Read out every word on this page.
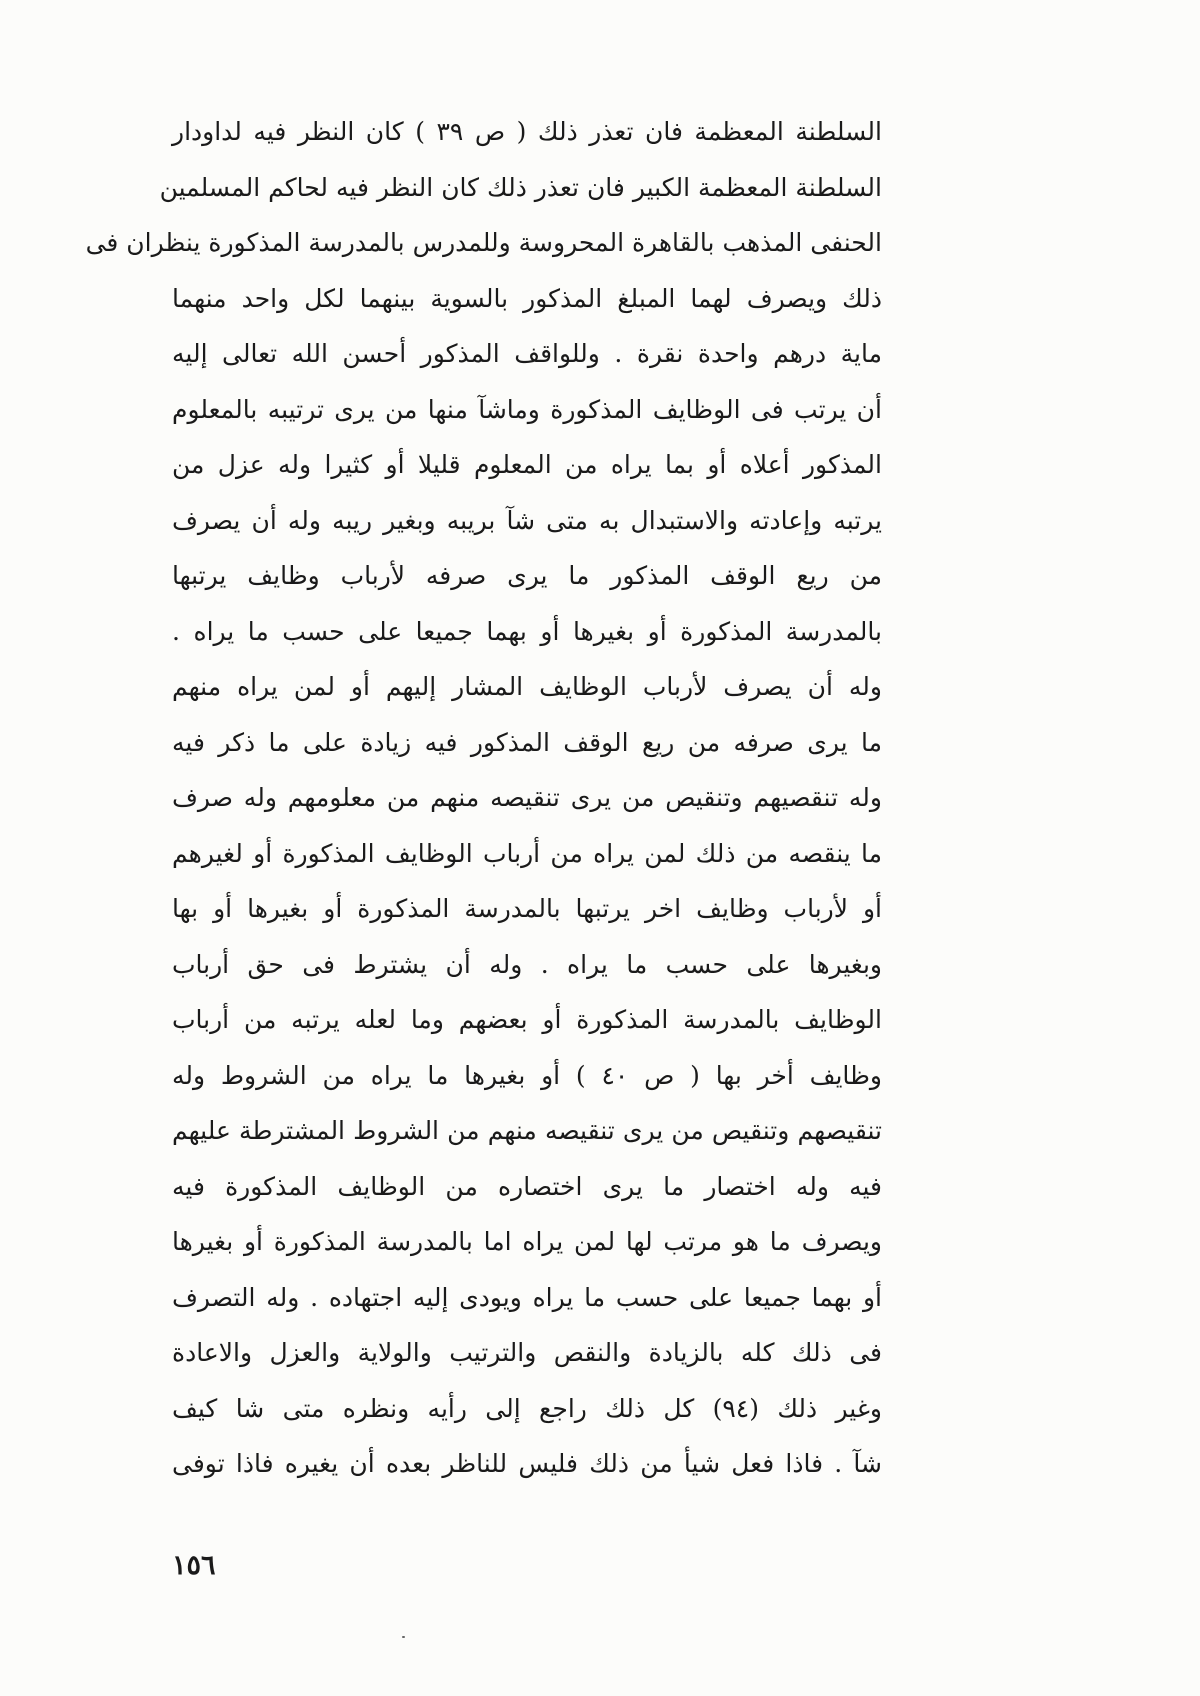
السلطنة المعظمة فان تعذر ذلك ( ص ٣٩ ) كان النظر فيه لداودار
السلطنة المعظمة الكبير فان تعذر ذلك كان النظر فيه لحاكم المسلمين
الحنفى المذهب بالقاهرة المحروسة وللمدرس بالمدرسة المذكورة ينظران فى
ذلك ويصرف لهما المبلغ المذكور بالسوية بينهما لكل واحد منهما
ماية درهم واحدة نقرة . وللواقف المذكور أحسن الله تعالى إليه
أن يرتب فى الوظايف المذكورة وماشآ منها من يرى ترتيبه بالمعلوم
المذكور أعلاه أو بما يراه من المعلوم قليلا أو كثيرا وله عزل من
يرتبه وإعادته والاستبدال به متى شآ بريبه وبغير ريبه وله أن يصرف
من ريع الوقف المذكور ما يرى صرفه لأرباب وظايف يرتبها
بالمدرسة المذكورة أو بغيرها أو بهما جميعا على حسب ما يراه .
وله أن يصرف لأرباب الوظايف المشار إليهم أو لمن يراه منهم
ما يرى صرفه من ريع الوقف المذكور فيه زيادة على ما ذكر فيه
وله تنقصيهم وتنقيص من يرى تنقيصه منهم من معلومهم وله صرف
ما ينقصه من ذلك لمن يراه من أرباب الوظايف المذكورة أو لغيرهم
أو لأرباب وظايف اخر يرتبها بالمدرسة المذكورة أو بغيرها أو بها
وبغيرها على حسب ما يراه . وله أن يشترط فى حق أرباب
الوظايف بالمدرسة المذكورة أو بعضهم وما لعله يرتبه من أرباب
وظايف أخر بها ( ص ٤٠ ) أو بغيرها ما يراه من الشروط وله
تنقيصهم وتنقيص من يرى تنقيصه منهم من الشروط المشترطة عليهم
فيه وله اختصار ما يرى اختصاره من الوظايف المذكورة فيه
ويصرف ما هو مرتب لها لمن يراه اما بالمدرسة المذكورة أو بغيرها
أو بهما جميعا على حسب ما يراه ويودى إليه اجتهاده . وله التصرف
فى ذلك كله بالزيادة والنقص والترتيب والولاية والعزل والاعادة
وغير ذلك (٩٤) كل ذلك راجع إلى رأيه ونظره متى شا كيف
شآ . فاذا فعل شيأ من ذلك فليس للناظر بعده أن يغيره فاذا توفى
١٥٦
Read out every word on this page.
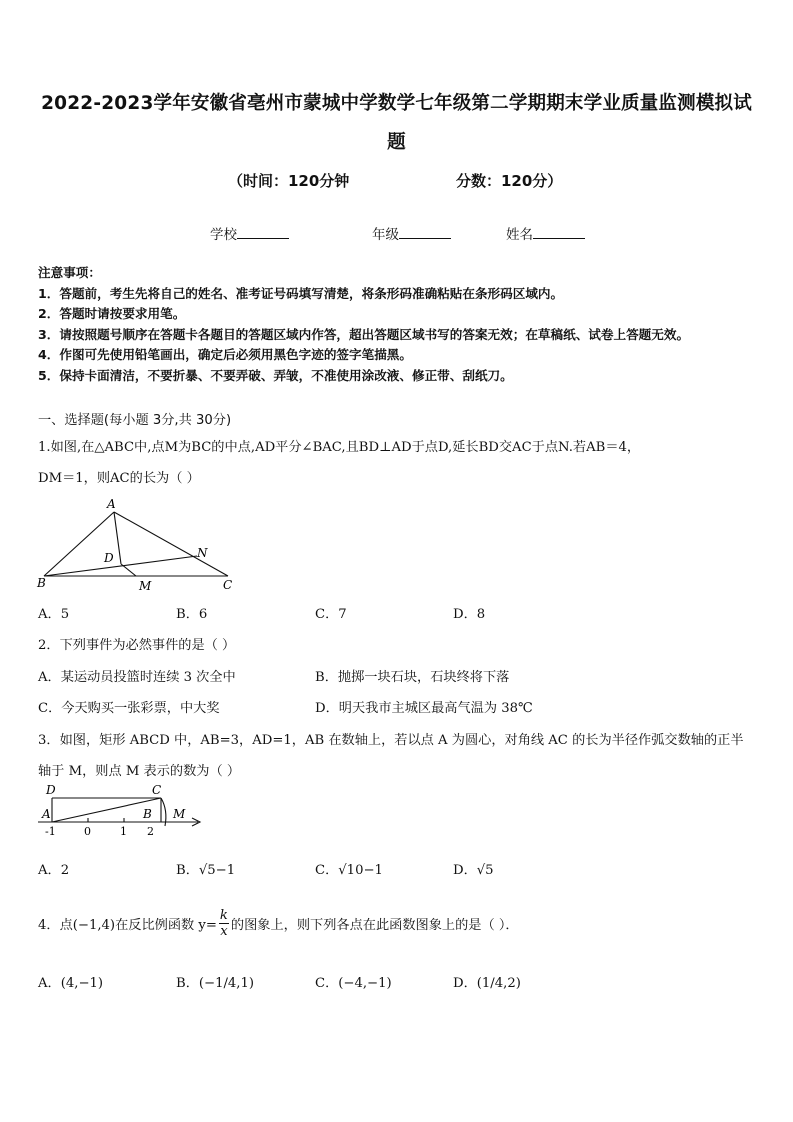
2022-2023学年安徽省亳州市蒙城中学数学七年级第二学期期末学业质量监测模拟试
题
（时间：120分钟	分数：120分）
学校	年级	姓名
注意事项：
1．答题前，考生先将自己的姓名、准考证号码填写清楚，将条形码准确粘贴在条形码区域内。
2．答题时请按要求用笔。
3．请按照题号顺序在答题卡各题目的答题区域内作答，超出答题区域书写的答案无效；在草稿纸、试卷上答题无效。
4．作图可先使用铅笔画出，确定后必须用黑色字迹的签字笔描黑。
5．保持卡面清洁，不要折暴、不要弄破、弄皱，不准使用涂改液、修正带、刮纸刀。
一、选择题(每小题 3分,共 30分)
1.如图,在△ABC中,点M为BC的中点,AD平分∠BAC,且BD⊥AD于点D,延长BD交AC于点N.若AB＝4，
DM＝1，则AC的长为（ ）
A
B	C
D
M
N
A．5	B．6	C．7	D．8
2．下列事件为必然事件的是（ ）
A．某运动员投篮时连续 3 次全中	B．抛掷一块石块，石块终将下落
C．今天购买一张彩票，中大奖	D．明天我市主城区最高气温为 38℃
3．如图，矩形 ABCD 中，AB=3，AD=1，AB 在数轴上，若以点 A 为圆心，对角线 AC 的长为半径作弧交数轴的正半
轴于 M，则点 M 表示的数为（ ）
D	C
A	B M
-1	0	1 2
A．2	B．√5−1	C．√10−1	D．√5
4．点(−1,4)在反比例函数 $y= \frac{k}{x}$ 的图象上，则下列各点在此函数图象上的是（ ）．
A．(4,−1)	B．(−1/4,1)	C．(−4,−1)	D．(1/4,2)
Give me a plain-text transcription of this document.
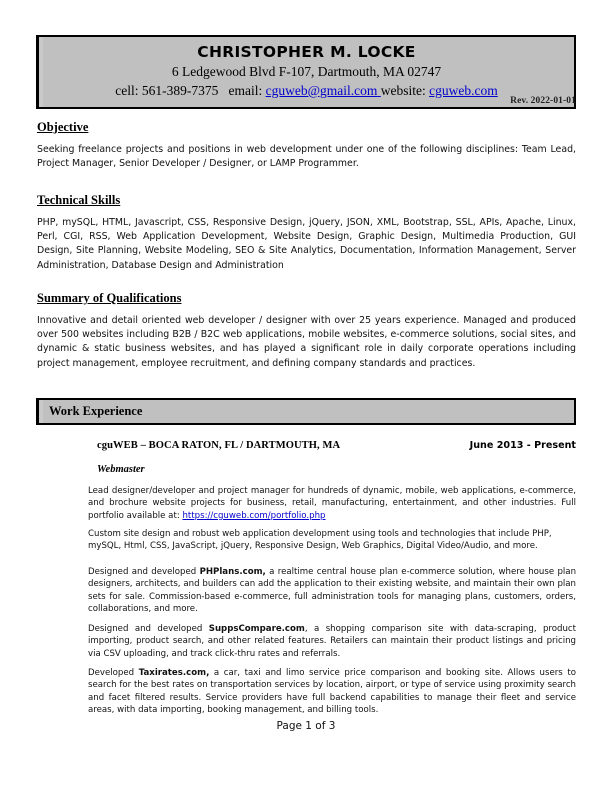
CHRISTOPHER M. LOCKE
6 Ledgewood Blvd F-107, Dartmouth, MA 02747
cell: 561-389-7375 email: cguweb@gmail.com website: cguweb.com
Rev. 2022-01-01
Objective
Seeking freelance projects and positions in web development under one of the following disciplines: Team Lead, Project Manager, Senior Developer / Designer, or LAMP Programmer.
Technical Skills
PHP, mySQL, HTML, Javascript, CSS, Responsive Design, jQuery, JSON, XML, Bootstrap, SSL, APIs, Apache, Linux, Perl, CGI, RSS, Web Application Development, Website Design, Graphic Design, Multimedia Production, GUI Design, Site Planning, Website Modeling, SEO & Site Analytics, Documentation, Information Management, Server Administration, Database Design and Administration
Summary of Qualifications
Innovative and detail oriented web developer / designer with over 25 years experience. Managed and produced over 500 websites including B2B / B2C web applications, mobile websites, e-commerce solutions, social sites, and dynamic & static business websites, and has played a significant role in daily corporate operations including project management, employee recruitment, and defining company standards and practices.
Work Experience
cguWEB – BOCA RATON, FL / DARTMOUTH, MA	June 2013 - Present
Webmaster
Lead designer/developer and project manager for hundreds of dynamic, mobile, web applications, e-commerce, and brochure website projects for business, retail, manufacturing, entertainment, and other industries. Full portfolio available at: https://cguweb.com/portfolio.php
Custom site design and robust web application development using tools and technologies that include PHP, mySQL, Html, CSS, JavaScript, jQuery, Responsive Design, Web Graphics, Digital Video/Audio, and more.
Designed and developed PHPlans.com, a realtime central house plan e-commerce solution, where house plan designers, architects, and builders can add the application to their existing website, and maintain their own plan sets for sale. Commission-based e-commerce, full administration tools for managing plans, customers, orders, collaborations, and more.
Designed and developed SuppsCompare.com, a shopping comparison site with data-scraping, product importing, product search, and other related features. Retailers can maintain their product listings and pricing via CSV uploading, and track click-thru rates and referrals.
Developed Taxirates.com, a car, taxi and limo service price comparison and booking site. Allows users to search for the best rates on transportation services by location, airport, or type of service using proximity search and facet filtered results. Service providers have full backend capabilities to manage their fleet and service areas, with data importing, booking management, and billing tools.
Page 1 of 3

########################################

▸ **TASK DESCRIPTION**: Above are the records; copy every line in them that holds the word "تنقيصه".

▸ **RESULT FOR THIS TASK**:
وله تنقصيهم وتنقيص من يرى تنقيصه منهم من معلومهم وله صرف
تنقيصهم وتنقيص من يرى تنقيصه منهم من الشروط المشترطة عليهم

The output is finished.